>> BEGIN Supplied data

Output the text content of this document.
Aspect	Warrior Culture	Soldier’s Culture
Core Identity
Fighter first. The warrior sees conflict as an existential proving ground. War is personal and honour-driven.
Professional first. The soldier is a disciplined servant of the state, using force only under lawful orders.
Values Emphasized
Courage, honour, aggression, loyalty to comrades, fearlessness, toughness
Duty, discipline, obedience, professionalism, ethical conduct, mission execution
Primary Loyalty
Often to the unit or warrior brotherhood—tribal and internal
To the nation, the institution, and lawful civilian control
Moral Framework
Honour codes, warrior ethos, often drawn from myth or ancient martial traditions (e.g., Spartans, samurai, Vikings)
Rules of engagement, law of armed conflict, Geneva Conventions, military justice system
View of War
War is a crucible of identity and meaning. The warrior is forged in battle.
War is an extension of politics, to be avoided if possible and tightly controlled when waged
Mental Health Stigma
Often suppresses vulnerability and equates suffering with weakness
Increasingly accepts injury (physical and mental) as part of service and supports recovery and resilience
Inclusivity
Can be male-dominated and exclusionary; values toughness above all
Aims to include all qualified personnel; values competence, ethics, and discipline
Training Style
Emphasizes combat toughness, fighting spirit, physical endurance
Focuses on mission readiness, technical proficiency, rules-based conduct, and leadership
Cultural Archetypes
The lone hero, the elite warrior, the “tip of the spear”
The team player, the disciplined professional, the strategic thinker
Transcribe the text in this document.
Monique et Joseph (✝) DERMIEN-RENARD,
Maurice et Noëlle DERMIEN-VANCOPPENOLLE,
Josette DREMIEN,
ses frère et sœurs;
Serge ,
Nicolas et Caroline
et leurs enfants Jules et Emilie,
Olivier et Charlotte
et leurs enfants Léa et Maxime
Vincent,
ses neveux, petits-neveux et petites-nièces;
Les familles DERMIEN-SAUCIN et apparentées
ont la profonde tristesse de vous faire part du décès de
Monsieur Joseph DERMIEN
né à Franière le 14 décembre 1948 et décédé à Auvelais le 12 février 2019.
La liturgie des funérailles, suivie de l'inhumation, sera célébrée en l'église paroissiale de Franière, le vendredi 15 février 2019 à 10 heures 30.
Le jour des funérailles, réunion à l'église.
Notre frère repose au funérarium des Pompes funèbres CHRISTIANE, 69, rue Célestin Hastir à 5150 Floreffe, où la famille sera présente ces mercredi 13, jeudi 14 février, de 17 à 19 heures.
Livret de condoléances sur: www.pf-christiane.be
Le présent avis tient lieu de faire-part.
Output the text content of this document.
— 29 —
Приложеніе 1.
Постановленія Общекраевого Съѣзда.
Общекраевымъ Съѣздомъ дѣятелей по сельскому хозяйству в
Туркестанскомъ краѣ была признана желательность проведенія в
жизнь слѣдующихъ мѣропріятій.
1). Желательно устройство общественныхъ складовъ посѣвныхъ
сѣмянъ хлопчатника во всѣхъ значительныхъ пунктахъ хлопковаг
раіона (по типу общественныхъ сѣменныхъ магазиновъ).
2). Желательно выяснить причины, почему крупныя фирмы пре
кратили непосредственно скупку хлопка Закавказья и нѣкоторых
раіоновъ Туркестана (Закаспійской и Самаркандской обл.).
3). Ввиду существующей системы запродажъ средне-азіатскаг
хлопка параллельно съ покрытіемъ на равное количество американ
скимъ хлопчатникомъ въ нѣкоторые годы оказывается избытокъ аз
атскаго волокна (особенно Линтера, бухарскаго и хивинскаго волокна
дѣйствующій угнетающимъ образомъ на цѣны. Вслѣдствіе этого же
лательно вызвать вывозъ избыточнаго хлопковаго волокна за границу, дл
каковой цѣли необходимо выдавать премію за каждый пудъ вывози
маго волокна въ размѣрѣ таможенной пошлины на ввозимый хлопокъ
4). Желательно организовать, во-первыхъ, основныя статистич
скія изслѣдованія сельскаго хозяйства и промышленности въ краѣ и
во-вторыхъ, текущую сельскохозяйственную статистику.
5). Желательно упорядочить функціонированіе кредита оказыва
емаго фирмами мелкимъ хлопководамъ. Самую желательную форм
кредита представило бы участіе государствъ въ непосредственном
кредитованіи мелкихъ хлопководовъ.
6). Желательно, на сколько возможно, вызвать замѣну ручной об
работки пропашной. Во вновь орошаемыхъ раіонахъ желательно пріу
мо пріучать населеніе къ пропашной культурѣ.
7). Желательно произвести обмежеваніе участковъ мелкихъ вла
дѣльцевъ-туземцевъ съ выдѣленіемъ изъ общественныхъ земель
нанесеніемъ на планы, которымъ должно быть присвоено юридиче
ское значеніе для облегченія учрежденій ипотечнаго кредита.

>> END Supplied data

Objective
Search the records for the word "conduct". Copy every line that has it.

Output of the exercise
Duty, discipline, obedience, professionalism, ethical conduct, mission execution
Focuses on mission readiness, technical proficiency, rules-based conduct, and leadership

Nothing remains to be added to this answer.